◆ Task to carry out:
Your task is to transcribe the data in full.

◆ Given data:
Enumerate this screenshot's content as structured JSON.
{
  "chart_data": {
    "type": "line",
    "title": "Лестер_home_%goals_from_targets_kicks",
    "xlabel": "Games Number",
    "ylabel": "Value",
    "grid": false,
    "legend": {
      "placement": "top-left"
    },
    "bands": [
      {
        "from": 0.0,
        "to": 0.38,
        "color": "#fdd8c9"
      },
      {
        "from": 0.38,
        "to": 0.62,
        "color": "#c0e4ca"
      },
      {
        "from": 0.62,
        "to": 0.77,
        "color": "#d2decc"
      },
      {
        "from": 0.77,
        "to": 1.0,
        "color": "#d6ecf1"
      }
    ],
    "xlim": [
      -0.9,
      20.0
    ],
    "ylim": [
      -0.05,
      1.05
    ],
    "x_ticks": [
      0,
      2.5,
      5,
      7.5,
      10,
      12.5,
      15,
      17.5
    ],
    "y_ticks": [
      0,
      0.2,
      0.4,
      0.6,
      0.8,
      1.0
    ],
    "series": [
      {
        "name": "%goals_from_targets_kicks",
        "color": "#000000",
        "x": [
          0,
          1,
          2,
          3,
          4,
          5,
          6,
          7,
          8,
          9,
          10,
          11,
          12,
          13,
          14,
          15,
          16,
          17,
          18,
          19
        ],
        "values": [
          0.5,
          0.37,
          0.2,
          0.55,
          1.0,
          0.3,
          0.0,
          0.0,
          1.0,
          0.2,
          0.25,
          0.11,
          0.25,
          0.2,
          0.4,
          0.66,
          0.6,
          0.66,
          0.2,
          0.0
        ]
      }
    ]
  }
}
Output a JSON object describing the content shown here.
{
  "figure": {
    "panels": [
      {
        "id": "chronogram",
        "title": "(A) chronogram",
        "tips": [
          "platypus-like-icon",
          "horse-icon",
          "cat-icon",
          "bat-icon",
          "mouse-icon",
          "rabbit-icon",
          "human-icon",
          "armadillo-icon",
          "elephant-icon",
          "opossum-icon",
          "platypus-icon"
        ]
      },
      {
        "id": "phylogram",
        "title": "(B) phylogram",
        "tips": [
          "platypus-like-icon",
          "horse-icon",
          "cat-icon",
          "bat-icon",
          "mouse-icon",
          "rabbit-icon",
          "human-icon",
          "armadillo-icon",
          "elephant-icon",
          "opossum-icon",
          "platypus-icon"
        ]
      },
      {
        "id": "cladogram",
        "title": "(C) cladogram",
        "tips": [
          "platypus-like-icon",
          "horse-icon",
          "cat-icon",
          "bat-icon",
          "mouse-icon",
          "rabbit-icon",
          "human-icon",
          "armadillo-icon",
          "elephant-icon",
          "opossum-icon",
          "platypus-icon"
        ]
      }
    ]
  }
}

◆ In response:
Enumerate this screenshot's content as structured JSON.
{
  "chart_data": {
    "type": "line",
    "title": "Лестер_home_%goals_from_targets_kicks",
    "xlabel": "Games Number",
    "ylabel": "Value",
    "grid": false,
    "legend": {
      "placement": "top-left"
    },
    "bands": [
      {
        "from": 0.0,
        "to": 0.38,
        "color": "#fdd8c9"
      },
      {
        "from": 0.38,
        "to": 0.62,
        "color": "#c0e4ca"
      },
      {
        "from": 0.62,
        "to": 0.77,
        "color": "#d2decc"
      },
      {
        "from": 0.77,
        "to": 1.0,
        "color": "#d6ecf1"
      }
    ],
    "xlim": [
      -0.9,
      20.0
    ],
    "ylim": [
      -0.05,
      1.05
    ],
    "x_ticks": [
      0,
      2.5,
      5,
      7.5,
      10,
      12.5,
      15,
      17.5
    ],
    "y_ticks": [
      0,
      0.2,
      0.4,
      0.6,
      0.8,
      1.0
    ],
    "series": [
      {
        "name": "%goals_from_targets_kicks",
        "color": "#000000",
        "x": [
          0,
          1,
          2,
          3,
          4,
          5,
          6,
          7,
          8,
          9,
          10,
          11,
          12,
          13,
          14,
          15,
          16,
          17,
          18,
          19
        ],
        "values": [
          0.5,
          0.37,
          0.2,
          0.55,
          1.0,
          0.3,
          0.0,
          0.0,
          1.0,
          0.2,
          0.25,
          0.11,
          0.25,
          0.2,
          0.4,
          0.66,
          0.6,
          0.66,
          0.2,
          0.0
        ]
      }
    ]
  }
}
Output a JSON object describing the content shown here.
{
  "figure": {
    "panels": [
      {
        "id": "chronogram",
        "title": "(A) chronogram",
        "tips": [
          "platypus-like-icon",
          "horse-icon",
          "cat-icon",
          "bat-icon",
          "mouse-icon",
          "rabbit-icon",
          "human-icon",
          "armadillo-icon",
          "elephant-icon",
          "opossum-icon",
          "platypus-icon"
        ]
      },
      {
        "id": "phylogram",
        "title": "(B) phylogram",
        "tips": [
          "platypus-like-icon",
          "horse-icon",
          "cat-icon",
          "bat-icon",
          "mouse-icon",
          "rabbit-icon",
          "human-icon",
          "armadillo-icon",
          "elephant-icon",
          "opossum-icon",
          "platypus-icon"
        ]
      },
      {
        "id": "cladogram",
        "title": "(C) cladogram",
        "tips": [
          "platypus-like-icon",
          "horse-icon",
          "cat-icon",
          "bat-icon",
          "mouse-icon",
          "rabbit-icon",
          "human-icon",
          "armadillo-icon",
          "elephant-icon",
          "opossum-icon",
          "platypus-icon"
        ]
      }
    ]
  }
}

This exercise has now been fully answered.